*Extract*.
>> Begin

Saturday, May 11, 2013

Subjective Probabilities, Ratings, Handicappers, and Open Access Online Scientific Literature


In a previous post I proposed an iterative process that can be used sequentially add information to the rating of research proposals, providing quantitative results. This post extends that method to show how information on the source of the proposal and the source of the review can be used to improve the results. It also provides a measure of the information provided by the review at each stage. The method is extended to rating open access online scientific publications and non-peer reviewers.

The Economist has published an article describing the rapid increase in open-access scientific publishing. The Internet potentially makes the distribution of scientific papers much less expensive than was the case in the past when they had to be printed on paper and sent via the mails. That expense of professional paper journals was becoming more and more burdensome on society as there were more and more scientists reading those papers and more and more papers by those scientists to be read.

The economic model in the past has been that professional societies sponsored journals, and their members paid dues to the societies which paid for the publishing and distribution of those journals. In other cases, scientific publishers published the journals, financing their publications via subscriptions to the journals.

Increasingly, the open-access costs are paid with the submission of papers or when they are accepted for publication. Governments and foundations that finance research are increasingly paying for the costs of the publication of results from the research that they finance.

In both cases, peer review was used to select the articles to be published in the journal. The peer review was used to select the superior submissions which would then be published. Major journals such as Science and Nature publish only one in ten papers submitted to them. Peer review by such prestigious journals was doubly effective in that scientists would not go to the effort of preparing and submitting papers to them unless they believed that the paper would have a decent chance of being published.

I quote from the article:
Outsell, a Californian consultancy, estimates that open-access journals generated $172m in 2012. That was just 2.8% of the total revenue journals brought their publishers (some $6 billion a year), but it was up by 34% from 2011 and is expected to reach $336m in 2015. The number of open-access papers is forecast to grow from 194,000 (out of a total of 1.7m publications) to 352,000 in the same period. 
Open-access publishers are also looking at new ways of doing business. Frontiers, for example, does not try to judge a paper's significance during peer review, only its accuracy—an approach also adopted by the Public Library of Science (PLoS), a non-commercial organisation based in San Francisco that was one of the pioneers of open-access publishing. It thus accepts 80-90% of submissions.
The New York Times recently published an article describing a problem that is emerging with the increase in open-access, online publishing. There is now a
parallel world of pseudo-academia, complete with prestigiously titled conferences and journals that sponsor them. Many of the journals and meetings have names that are nearly identical to those of established, well-known publications and events......... 
The number of these journals and conferences has exploded in recent years as scientific publishing has shifted from a traditional business model for professional societies and organizations built almost entirely on subscription revenues to open access, which relies on authors or their backers to pay for the publication of papers online, where anyone can read them......... 
But some researchers are now raising the alarm about what they see as the proliferation of online journals that will print seemingly anything for a fee. They warn that nonexperts doing online research will have trouble distinguishing credible research from junk. “Most people don’t know the journal universe,” Dr. Goodman said. “They will not know from a journal’s title if it is for real or not.”
The NYT article was informed by an earlier article in Nature, part of its series on the future of scientific publishing.

>> End

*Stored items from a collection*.

>> Begin

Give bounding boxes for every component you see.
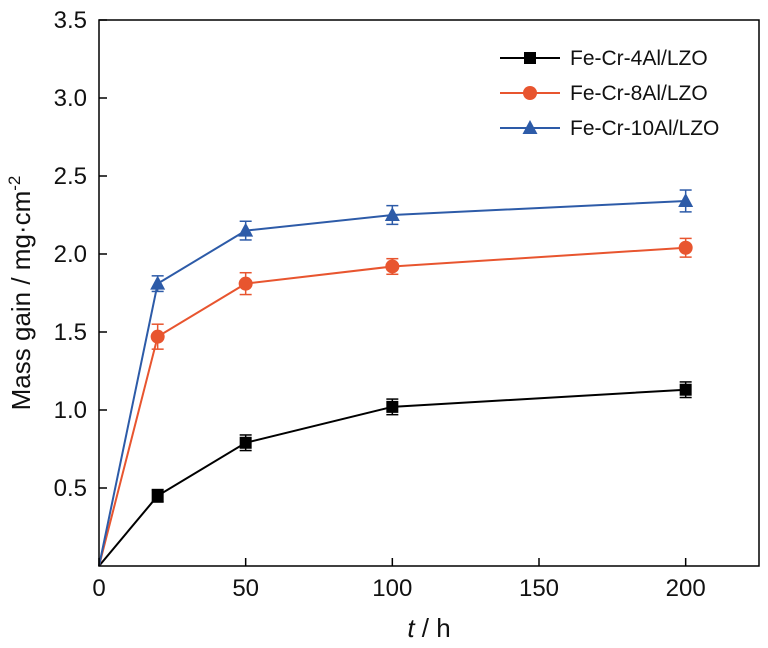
plot-frame <box>98 19 760 567</box>
legend-label: Fe-Cr-8Al/LZO <box>570 82 708 105</box>
legend-entry: Fe-Cr-8Al/LZO <box>500 82 708 105</box>
x-axis-label: t / h <box>407 613 450 643</box>
legend-entry: Fe-Cr-4Al/LZO <box>500 47 708 70</box>
y-tick-label: 3.5 <box>54 7 87 34</box>
plot-marks <box>98 189 694 567</box>
data-point <box>239 436 252 449</box>
data-point <box>150 275 166 290</box>
x-tick-label: 150 <box>519 575 559 602</box>
data-point <box>386 400 399 413</box>
y-axis-label-superscript: -2 <box>5 176 24 191</box>
y-tick-label: 0.5 <box>54 475 87 502</box>
x-tick-label: 100 <box>372 575 412 602</box>
series-line <box>98 388 686 567</box>
y-tick-label: 1.5 <box>54 319 87 346</box>
x-axis-label-italic: t <box>407 613 416 643</box>
data-point <box>238 276 253 291</box>
data-point <box>238 222 254 237</box>
data-point <box>150 329 165 344</box>
series-2 <box>98 237 693 567</box>
legend-marker <box>524 52 536 64</box>
legend-entry: Fe-Cr-10Al/LZO <box>500 117 719 140</box>
legend-marker <box>522 120 538 134</box>
x-tick-label: 50 <box>232 575 259 602</box>
y-tick-label: 3.0 <box>54 85 87 112</box>
legend: Fe-Cr-4Al/LZO Fe-Cr-8Al/LZO Fe-Cr-10Al/LZO <box>500 47 719 140</box>
legend-label: Fe-Cr-10Al/LZO <box>570 117 719 140</box>
data-point <box>679 383 692 396</box>
x-tick-label: 0 <box>92 575 105 602</box>
series-3 <box>98 189 694 567</box>
y-tick-label: 2.0 <box>54 241 87 268</box>
y-axis-label: Mass gain / mg·cm-2 <box>5 176 36 411</box>
y-axis-label-main: Mass gain / mg·cm <box>6 191 36 411</box>
data-point <box>678 192 694 207</box>
x-axis-label-unit: / h <box>415 613 451 643</box>
y-tick-label: 2.5 <box>54 163 87 190</box>
x-tick-label: 200 <box>666 575 706 602</box>
series-1 <box>98 381 692 567</box>
data-point <box>385 259 400 274</box>
y-tick-label: 1.0 <box>54 397 87 424</box>
legend-marker <box>523 86 537 100</box>
axes: 0 50 100 150 200 0.5 1.0 1.5 2.0 2.5 3.0 3.5 <box>54 7 706 602</box>
data-point <box>384 207 400 221</box>
series-line <box>98 199 686 567</box>
data-point <box>151 489 164 502</box>
data-point <box>678 240 693 255</box>
legend-label: Fe-Cr-4Al/LZO <box>570 47 708 70</box>
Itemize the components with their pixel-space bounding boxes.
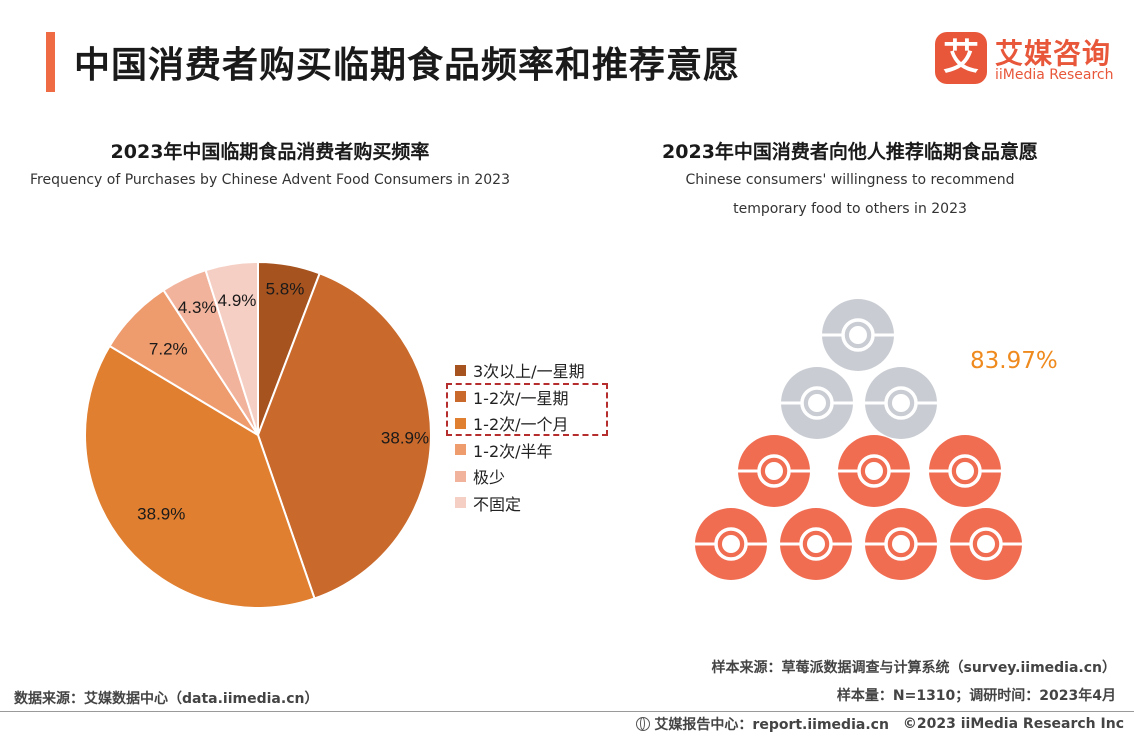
logo-cn-text: 艾媒咨询	[995, 37, 1112, 70]
legend-item: 不固定	[455, 490, 585, 517]
legend-item: 1-2次/半年	[455, 437, 585, 464]
logo-en-text: iiMedia Research	[995, 67, 1114, 83]
legend-label: 不固定	[473, 494, 522, 514]
legend-item: 极少	[455, 463, 585, 490]
recommend-percentage: 83.97%	[970, 348, 1058, 374]
logo-mark-icon: 艾	[935, 32, 987, 84]
pie-slice-label: 7.2%	[149, 340, 188, 359]
pictogram-icon	[780, 508, 852, 580]
pictogram-icon	[929, 435, 1001, 507]
legend-label: 极少	[473, 468, 506, 488]
pictogram-icon	[838, 435, 910, 507]
pie-slice	[256, 272, 432, 600]
legend-swatch	[455, 417, 466, 429]
pie-slice-label: 38.9%	[381, 428, 429, 447]
right-chart-subtitle-line2: temporary food to others in 2023	[733, 201, 967, 217]
legend-swatch	[455, 444, 466, 456]
iimedia-logo: 艾 艾媒咨询 iiMedia Research	[935, 32, 1115, 88]
footer-copyright: ©2023 iiMedia Research Inc	[902, 716, 1124, 732]
legend-label: 1-2次/一个月	[473, 415, 569, 435]
legend-swatch	[455, 497, 466, 509]
pie-slice-label: 5.8%	[266, 280, 305, 299]
pie-slice	[204, 260, 259, 436]
pie-slice	[84, 344, 316, 609]
pictogram-icon	[865, 367, 937, 439]
left-chart-title: 2023年中国临期食品消费者购买频率	[110, 141, 430, 163]
pictogram-icon	[822, 299, 894, 371]
legend-highlight-box	[446, 383, 608, 436]
pictogram-icon	[781, 367, 853, 439]
legend-item: 3次以上/一星期	[455, 357, 585, 384]
pictogram-icon	[950, 508, 1022, 580]
legend-item: 1-2次/一个月	[455, 410, 585, 437]
footer: 艾媒报告中心：report.iimedia.cn ©2023 iiMedia R…	[636, 714, 1124, 734]
sample-source-note: 样本来源：草莓派数据调查与计算系统（survey.iimedia.cn）	[711, 660, 1116, 676]
legend-item: 1-2次/一星期	[455, 384, 585, 411]
data-source-note: 数据来源：艾媒数据中心（data.iimedia.cn）	[14, 691, 319, 707]
pictogram-icon	[695, 508, 767, 580]
left-chart-subtitle: Frequency of Purchases by Chinese Advent…	[30, 172, 510, 188]
footer-divider	[0, 711, 1134, 712]
legend-swatch	[455, 391, 466, 403]
pie-slice-label: 38.9%	[137, 504, 185, 523]
pie-slice-label: 4.3%	[178, 298, 217, 317]
globe-icon	[636, 717, 651, 731]
legend-label: 1-2次/半年	[473, 441, 553, 461]
legend-swatch	[455, 470, 466, 482]
footer-report-center[interactable]: 艾媒报告中心：report.iimedia.cn	[654, 717, 889, 733]
right-chart-title: 2023年中国消费者向他人推荐临期食品意愿	[662, 141, 1038, 163]
legend-swatch	[455, 364, 466, 376]
pie-slice-label: 4.9%	[218, 291, 257, 310]
pictogram-icon	[738, 435, 810, 507]
sample-size-note: 样本量：N=1310；调研时间：2023年4月	[836, 688, 1116, 704]
page-title: 中国消费者购买临期食品频率和推荐意愿	[74, 45, 741, 86]
legend-label: 3次以上/一星期	[473, 362, 585, 382]
right-chart-subtitle-line1: Chinese consumers' willingness to recomm…	[685, 172, 1015, 188]
pictogram-icon	[865, 508, 937, 580]
pie-legend: 3次以上/一星期 1-2次/一星期 1-2次/一个月 1-2次/半年 极少不固定	[455, 357, 585, 516]
logo-mark-char: 艾	[942, 37, 979, 78]
legend-label: 1-2次/一星期	[473, 388, 569, 408]
title-accent-bar	[46, 32, 55, 92]
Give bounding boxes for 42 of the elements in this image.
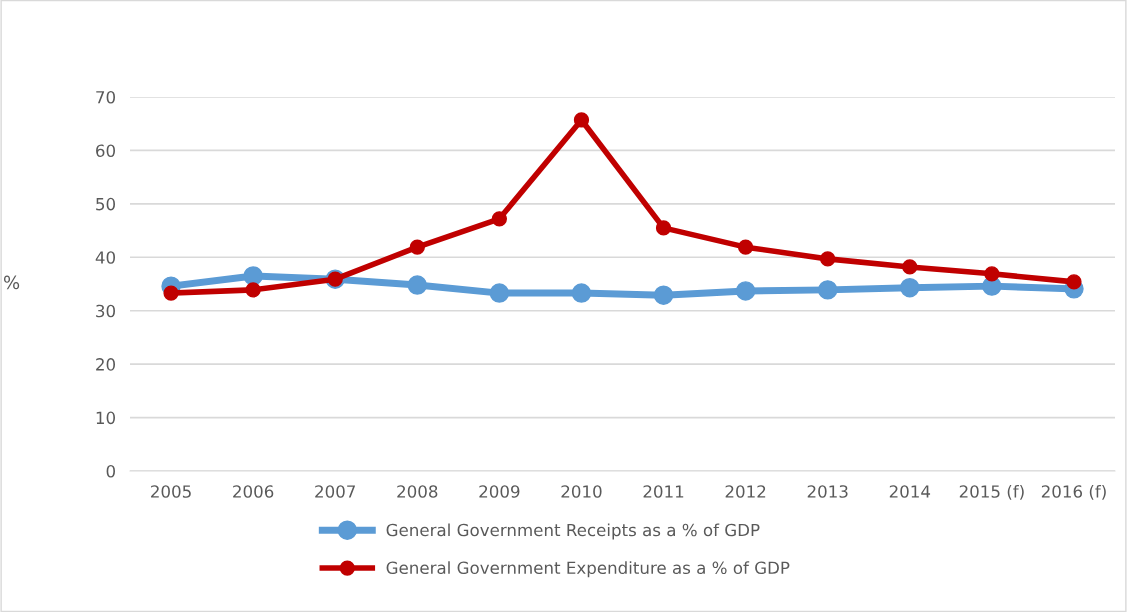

>> End

*What you should do*.
Can you revise the open-access publishing post, starting at "Open-access publishers are" and ending at "80-90% of submissions.", so that "organisation" becomes "organization"?

*Answer to this problem*.
Open-access publishers are also looking at new ways of doing business. Frontiers, for example, does not try to judge a paper's significance during peer review, only its accuracy—an approach also adopted by the Public Library of Science (PLoS), a non-commercial organization based in San Francisco that was one of the pioneers of open-access publishing. It thus accepts 80-90% of submissions.